Your answer should be a single number: the count of lines that include "Define".
※
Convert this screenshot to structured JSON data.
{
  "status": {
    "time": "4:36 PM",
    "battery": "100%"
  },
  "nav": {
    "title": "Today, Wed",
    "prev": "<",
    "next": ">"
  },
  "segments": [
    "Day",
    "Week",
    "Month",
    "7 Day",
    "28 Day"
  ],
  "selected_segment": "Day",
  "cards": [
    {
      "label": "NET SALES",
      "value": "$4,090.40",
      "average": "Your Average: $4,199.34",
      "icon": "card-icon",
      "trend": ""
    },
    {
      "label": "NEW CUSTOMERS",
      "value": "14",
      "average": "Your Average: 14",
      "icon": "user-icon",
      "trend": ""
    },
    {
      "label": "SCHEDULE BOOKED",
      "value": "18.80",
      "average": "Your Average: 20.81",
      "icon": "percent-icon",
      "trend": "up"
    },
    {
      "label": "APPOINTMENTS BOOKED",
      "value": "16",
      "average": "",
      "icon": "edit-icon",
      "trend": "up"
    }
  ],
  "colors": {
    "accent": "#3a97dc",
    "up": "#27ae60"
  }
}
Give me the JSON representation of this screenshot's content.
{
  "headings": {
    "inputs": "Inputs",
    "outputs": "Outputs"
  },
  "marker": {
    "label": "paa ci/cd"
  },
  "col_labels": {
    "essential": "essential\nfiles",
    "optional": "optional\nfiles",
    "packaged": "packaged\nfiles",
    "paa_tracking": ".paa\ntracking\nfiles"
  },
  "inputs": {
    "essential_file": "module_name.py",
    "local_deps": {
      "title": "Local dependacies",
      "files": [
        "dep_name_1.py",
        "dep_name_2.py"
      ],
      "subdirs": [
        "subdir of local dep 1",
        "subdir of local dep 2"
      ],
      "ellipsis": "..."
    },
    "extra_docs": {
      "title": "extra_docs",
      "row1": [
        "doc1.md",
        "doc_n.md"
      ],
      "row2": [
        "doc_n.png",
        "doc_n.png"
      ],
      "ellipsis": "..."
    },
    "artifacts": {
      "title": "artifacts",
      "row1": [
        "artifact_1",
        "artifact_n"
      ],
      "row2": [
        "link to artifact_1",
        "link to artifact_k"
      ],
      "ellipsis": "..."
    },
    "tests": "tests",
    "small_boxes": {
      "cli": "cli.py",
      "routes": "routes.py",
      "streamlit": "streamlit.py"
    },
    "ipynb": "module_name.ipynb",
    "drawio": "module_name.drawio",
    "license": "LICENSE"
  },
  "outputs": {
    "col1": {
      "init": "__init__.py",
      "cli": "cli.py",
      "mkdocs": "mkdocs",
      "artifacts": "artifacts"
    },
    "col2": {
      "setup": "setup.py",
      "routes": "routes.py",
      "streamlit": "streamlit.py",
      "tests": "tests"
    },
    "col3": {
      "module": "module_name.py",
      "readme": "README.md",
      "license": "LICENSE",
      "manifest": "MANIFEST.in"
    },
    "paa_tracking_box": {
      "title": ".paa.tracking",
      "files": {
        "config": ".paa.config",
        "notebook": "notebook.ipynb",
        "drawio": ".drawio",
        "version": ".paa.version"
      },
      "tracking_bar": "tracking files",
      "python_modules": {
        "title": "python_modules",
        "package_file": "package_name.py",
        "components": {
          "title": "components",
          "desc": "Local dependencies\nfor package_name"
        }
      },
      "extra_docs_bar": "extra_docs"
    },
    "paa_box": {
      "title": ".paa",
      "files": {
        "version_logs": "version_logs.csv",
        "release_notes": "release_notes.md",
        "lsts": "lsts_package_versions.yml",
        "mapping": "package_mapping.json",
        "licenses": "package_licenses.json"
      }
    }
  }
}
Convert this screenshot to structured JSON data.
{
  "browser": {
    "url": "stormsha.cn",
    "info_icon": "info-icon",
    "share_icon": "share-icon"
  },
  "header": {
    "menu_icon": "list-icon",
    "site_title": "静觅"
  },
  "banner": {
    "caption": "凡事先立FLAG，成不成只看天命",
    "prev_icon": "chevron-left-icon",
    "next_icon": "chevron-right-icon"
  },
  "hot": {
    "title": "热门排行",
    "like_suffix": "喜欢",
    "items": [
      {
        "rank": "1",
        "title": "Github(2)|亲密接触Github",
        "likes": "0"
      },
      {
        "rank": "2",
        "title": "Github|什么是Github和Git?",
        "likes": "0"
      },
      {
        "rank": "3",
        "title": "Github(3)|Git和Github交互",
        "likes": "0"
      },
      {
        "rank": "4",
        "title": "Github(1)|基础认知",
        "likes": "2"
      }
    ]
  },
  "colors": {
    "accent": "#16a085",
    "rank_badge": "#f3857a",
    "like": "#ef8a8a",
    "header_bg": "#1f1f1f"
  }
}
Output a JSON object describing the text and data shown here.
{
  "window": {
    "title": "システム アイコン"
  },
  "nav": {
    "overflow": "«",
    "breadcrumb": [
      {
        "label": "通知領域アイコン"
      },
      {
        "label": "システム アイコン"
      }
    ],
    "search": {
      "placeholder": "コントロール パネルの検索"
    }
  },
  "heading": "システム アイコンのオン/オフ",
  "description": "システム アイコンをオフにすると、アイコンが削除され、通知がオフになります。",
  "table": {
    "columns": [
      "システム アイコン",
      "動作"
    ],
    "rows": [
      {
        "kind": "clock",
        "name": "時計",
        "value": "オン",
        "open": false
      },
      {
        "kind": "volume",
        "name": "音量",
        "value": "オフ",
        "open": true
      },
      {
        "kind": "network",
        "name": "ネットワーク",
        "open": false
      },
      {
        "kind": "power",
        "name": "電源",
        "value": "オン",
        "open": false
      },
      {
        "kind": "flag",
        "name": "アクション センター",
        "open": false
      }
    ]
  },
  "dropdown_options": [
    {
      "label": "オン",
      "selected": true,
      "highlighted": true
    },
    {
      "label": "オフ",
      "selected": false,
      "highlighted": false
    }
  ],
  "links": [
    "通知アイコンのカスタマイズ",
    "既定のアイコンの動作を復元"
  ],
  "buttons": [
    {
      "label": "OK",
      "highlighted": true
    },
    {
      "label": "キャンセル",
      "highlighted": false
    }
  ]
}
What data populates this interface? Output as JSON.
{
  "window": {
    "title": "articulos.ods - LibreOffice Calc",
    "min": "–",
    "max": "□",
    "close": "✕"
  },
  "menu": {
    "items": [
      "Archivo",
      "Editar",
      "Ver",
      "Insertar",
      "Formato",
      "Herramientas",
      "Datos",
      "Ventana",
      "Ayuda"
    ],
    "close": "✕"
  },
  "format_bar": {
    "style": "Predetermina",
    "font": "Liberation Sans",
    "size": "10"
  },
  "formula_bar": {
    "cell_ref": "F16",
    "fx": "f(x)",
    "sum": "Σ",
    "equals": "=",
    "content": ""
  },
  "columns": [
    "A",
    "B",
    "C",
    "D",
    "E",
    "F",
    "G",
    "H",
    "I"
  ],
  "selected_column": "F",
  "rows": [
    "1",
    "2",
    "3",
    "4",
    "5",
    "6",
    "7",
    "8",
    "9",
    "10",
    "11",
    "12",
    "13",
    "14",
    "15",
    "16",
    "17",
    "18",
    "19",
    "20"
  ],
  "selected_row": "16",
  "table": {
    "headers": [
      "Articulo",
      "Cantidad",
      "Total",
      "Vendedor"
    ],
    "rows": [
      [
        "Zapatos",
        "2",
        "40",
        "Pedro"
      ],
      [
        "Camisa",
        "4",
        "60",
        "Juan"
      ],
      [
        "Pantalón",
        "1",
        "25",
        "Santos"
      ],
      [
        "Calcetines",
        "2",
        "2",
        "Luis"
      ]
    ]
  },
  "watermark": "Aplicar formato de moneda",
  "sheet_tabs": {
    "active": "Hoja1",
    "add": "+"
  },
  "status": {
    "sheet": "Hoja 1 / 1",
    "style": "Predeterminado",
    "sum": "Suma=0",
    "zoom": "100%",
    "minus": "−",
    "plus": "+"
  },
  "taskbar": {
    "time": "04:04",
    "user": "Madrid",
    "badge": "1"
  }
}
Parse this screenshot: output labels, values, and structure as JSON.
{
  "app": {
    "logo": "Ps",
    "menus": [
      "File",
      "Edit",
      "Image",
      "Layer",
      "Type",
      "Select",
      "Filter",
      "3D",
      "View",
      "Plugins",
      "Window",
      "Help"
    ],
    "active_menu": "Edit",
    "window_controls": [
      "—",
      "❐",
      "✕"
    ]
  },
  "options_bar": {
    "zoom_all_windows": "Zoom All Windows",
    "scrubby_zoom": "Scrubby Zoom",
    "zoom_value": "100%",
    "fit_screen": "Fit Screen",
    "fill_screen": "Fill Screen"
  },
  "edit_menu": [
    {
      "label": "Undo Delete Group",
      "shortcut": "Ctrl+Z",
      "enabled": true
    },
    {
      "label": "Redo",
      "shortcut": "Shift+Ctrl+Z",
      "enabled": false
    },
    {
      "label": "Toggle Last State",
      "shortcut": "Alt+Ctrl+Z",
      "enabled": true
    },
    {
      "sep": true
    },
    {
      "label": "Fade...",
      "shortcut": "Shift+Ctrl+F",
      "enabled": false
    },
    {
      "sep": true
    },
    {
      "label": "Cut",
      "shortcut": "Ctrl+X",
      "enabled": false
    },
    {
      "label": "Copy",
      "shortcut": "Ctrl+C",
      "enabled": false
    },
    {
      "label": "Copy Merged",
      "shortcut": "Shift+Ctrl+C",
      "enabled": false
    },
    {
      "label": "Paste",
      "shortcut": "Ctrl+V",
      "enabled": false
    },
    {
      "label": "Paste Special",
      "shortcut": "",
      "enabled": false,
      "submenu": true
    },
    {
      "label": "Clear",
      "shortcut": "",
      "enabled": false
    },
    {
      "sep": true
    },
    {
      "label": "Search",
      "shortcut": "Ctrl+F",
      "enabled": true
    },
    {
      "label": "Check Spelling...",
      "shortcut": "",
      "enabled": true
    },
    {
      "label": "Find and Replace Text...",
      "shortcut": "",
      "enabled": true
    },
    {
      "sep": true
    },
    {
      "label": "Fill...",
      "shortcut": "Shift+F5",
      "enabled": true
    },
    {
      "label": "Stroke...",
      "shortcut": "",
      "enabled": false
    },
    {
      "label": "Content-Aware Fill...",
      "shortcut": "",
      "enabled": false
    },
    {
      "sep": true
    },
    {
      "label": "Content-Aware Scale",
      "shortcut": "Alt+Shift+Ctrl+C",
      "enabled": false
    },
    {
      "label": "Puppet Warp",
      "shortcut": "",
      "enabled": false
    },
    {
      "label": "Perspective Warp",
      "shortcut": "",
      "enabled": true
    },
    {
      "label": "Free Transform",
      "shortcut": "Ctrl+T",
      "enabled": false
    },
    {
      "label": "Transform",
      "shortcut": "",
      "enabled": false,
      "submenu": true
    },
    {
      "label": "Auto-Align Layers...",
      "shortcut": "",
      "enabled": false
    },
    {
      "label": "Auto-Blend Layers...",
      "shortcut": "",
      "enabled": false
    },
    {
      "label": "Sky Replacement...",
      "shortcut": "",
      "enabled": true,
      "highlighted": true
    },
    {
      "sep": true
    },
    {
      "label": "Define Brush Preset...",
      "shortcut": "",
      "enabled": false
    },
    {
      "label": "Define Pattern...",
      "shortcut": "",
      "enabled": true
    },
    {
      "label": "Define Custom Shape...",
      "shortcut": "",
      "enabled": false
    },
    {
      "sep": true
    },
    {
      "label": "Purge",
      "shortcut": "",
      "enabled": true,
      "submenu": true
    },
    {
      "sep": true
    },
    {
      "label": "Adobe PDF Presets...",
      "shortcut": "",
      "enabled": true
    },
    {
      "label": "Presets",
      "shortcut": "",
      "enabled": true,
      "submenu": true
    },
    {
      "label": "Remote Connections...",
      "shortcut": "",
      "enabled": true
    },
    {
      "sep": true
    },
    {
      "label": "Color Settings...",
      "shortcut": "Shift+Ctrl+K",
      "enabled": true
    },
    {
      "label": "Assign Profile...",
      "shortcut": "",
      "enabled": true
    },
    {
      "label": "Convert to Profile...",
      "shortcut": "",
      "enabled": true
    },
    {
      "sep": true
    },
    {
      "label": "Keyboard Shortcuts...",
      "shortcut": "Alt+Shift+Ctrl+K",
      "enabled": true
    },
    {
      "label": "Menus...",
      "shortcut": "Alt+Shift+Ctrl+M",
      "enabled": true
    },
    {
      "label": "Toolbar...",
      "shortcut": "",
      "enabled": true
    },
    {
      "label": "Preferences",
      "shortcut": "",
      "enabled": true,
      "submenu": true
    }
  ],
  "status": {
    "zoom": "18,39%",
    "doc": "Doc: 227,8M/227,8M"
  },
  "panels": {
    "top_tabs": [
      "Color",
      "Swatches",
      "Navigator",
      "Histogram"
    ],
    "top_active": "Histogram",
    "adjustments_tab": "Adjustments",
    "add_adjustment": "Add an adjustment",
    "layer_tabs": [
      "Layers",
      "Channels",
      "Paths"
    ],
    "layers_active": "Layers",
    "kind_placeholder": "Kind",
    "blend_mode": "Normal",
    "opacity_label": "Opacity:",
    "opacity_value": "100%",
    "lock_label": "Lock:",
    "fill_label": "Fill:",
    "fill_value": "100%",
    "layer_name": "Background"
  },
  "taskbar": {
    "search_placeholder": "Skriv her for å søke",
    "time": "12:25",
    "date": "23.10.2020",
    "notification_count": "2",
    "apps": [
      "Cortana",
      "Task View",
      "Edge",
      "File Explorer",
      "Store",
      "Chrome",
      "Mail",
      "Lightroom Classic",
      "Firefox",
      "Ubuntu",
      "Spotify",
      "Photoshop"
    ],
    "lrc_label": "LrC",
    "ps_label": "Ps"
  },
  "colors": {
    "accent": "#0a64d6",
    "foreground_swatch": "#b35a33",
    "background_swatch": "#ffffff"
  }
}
※
▸ Written solution
3